RECORD LIST:
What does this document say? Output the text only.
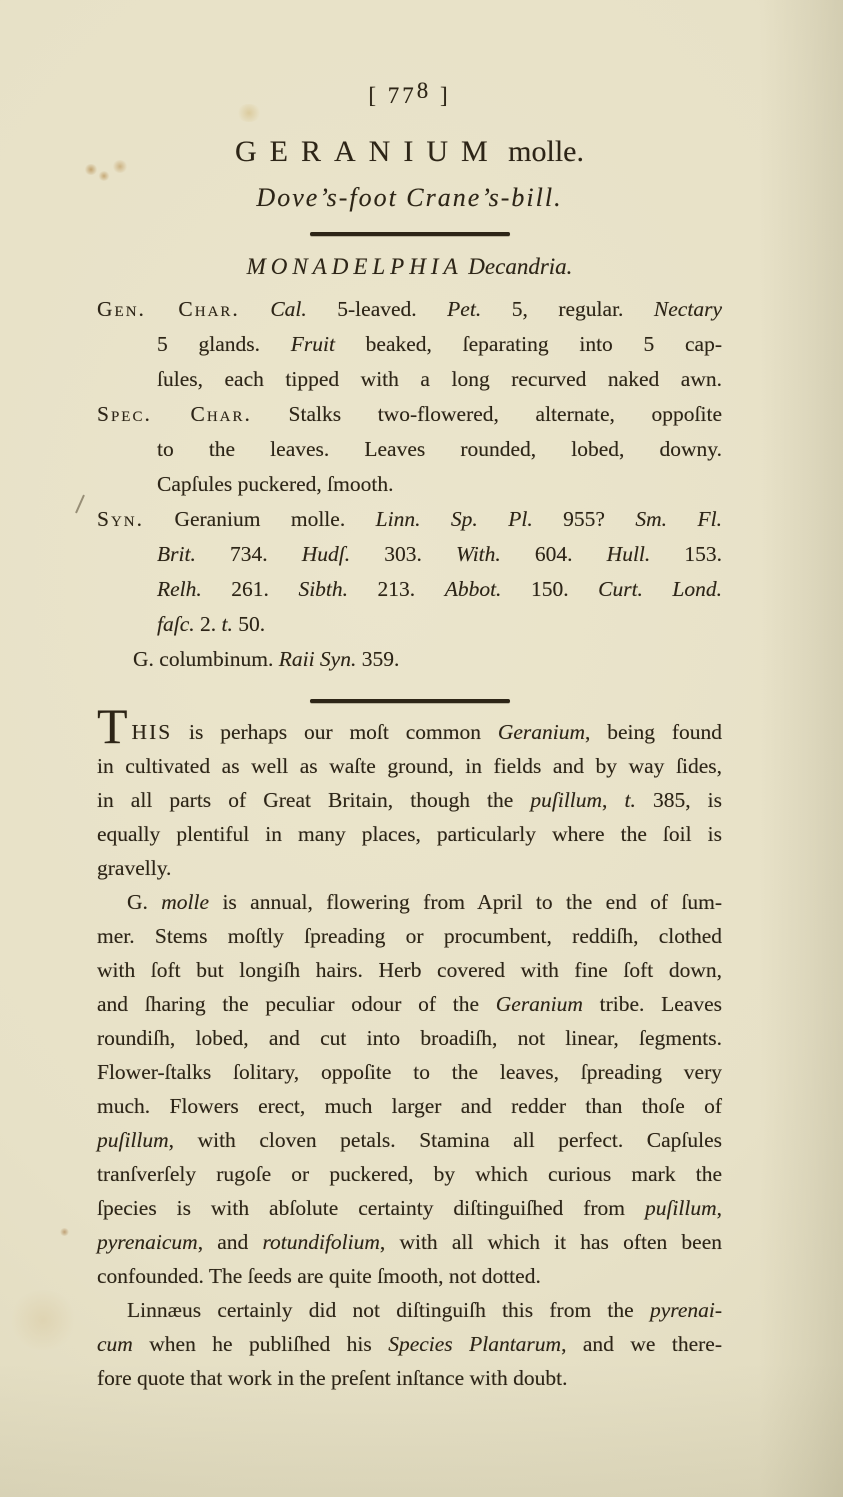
[ 778 ]
GERANIUM molle.
Dove’s-foot Crane’s-bill.
MONADELPHIA Decandria.
Gen. Char. Cal. 5-leaved. Pet. 5, regular. Nectary
5 glands. Fruit beaked, ſeparating into 5 cap-
ſules, each tipped with a long recurved naked awn.
Spec. Char. Stalks two-flowered, alternate, oppoſite
to the leaves. Leaves rounded, lobed, downy.
Capſules puckered, ſmooth.
Syn. Geranium molle. Linn. Sp. Pl. 955? Sm. Fl.
Brit. 734. Hudſ. 303. With. 604. Hull. 153.
Relh. 261. Sibth. 213. Abbot. 150. Curt. Lond.
faſc. 2. t. 50.
G. columbinum. Raii Syn. 359.
THIS is perhaps our moſt common Geranium, being found
in cultivated as well as waſte ground, in fields and by way ſides,
in all parts of Great Britain, though the puſillum, t. 385, is
equally plentiful in many places, particularly where the ſoil is
gravelly.
G. molle is annual, flowering from April to the end of ſum-
mer. Stems moſtly ſpreading or procumbent, reddiſh, clothed
with ſoft but longiſh hairs. Herb covered with fine ſoft down,
and ſharing the peculiar odour of the Geranium tribe. Leaves
roundiſh, lobed, and cut into broadiſh, not linear, ſegments.
Flower-ſtalks ſolitary, oppoſite to the leaves, ſpreading very
much. Flowers erect, much larger and redder than thoſe of
puſillum, with cloven petals. Stamina all perfect. Capſules
tranſverſely rugoſe or puckered, by which curious mark the
ſpecies is with abſolute certainty diſtinguiſhed from puſillum,
pyrenaicum, and rotundifolium, with all which it has often been
confounded. The ſeeds are quite ſmooth, not dotted.
Linnæus certainly did not diſtinguiſh this from the pyrenai-
cum when he publiſhed his Species Plantarum, and we there-
fore quote that work in the preſent inſtance with doubt.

EXERCISE DETAILS:
Return all of the entries exactly as written, but drop any pictures they hold.

ANSWER TO THE TASK:
What does this document say? Output the text only.
[ 778 ]
GERANIUM molle.
Dove’s-foot Crane’s-bill.
MONADELPHIA Decandria.
Gen. Char. Cal. 5-leaved. Pet. 5, regular. Nectary
5 glands. Fruit beaked, ſeparating into 5 cap-
ſules, each tipped with a long recurved naked awn.
Spec. Char. Stalks two-flowered, alternate, oppoſite
to the leaves. Leaves rounded, lobed, downy.
Capſules puckered, ſmooth.
Syn. Geranium molle. Linn. Sp. Pl. 955? Sm. Fl.
Brit. 734. Hudſ. 303. With. 604. Hull. 153.
Relh. 261. Sibth. 213. Abbot. 150. Curt. Lond.
faſc. 2. t. 50.
G. columbinum. Raii Syn. 359.
THIS is perhaps our moſt common Geranium, being found
in cultivated as well as waſte ground, in fields and by way ſides,
in all parts of Great Britain, though the puſillum, t. 385, is
equally plentiful in many places, particularly where the ſoil is
gravelly.
G. molle is annual, flowering from April to the end of ſum-
mer. Stems moſtly ſpreading or procumbent, reddiſh, clothed
with ſoft but longiſh hairs. Herb covered with fine ſoft down,
and ſharing the peculiar odour of the Geranium tribe. Leaves
roundiſh, lobed, and cut into broadiſh, not linear, ſegments.
Flower-ſtalks ſolitary, oppoſite to the leaves, ſpreading very
much. Flowers erect, much larger and redder than thoſe of
puſillum, with cloven petals. Stamina all perfect. Capſules
tranſverſely rugoſe or puckered, by which curious mark the
ſpecies is with abſolute certainty diſtinguiſhed from puſillum,
pyrenaicum, and rotundifolium, with all which it has often been
confounded. The ſeeds are quite ſmooth, not dotted.
Linnæus certainly did not diſtinguiſh this from the pyrenai-
cum when he publiſhed his Species Plantarum, and we there-
fore quote that work in the preſent inſtance with doubt.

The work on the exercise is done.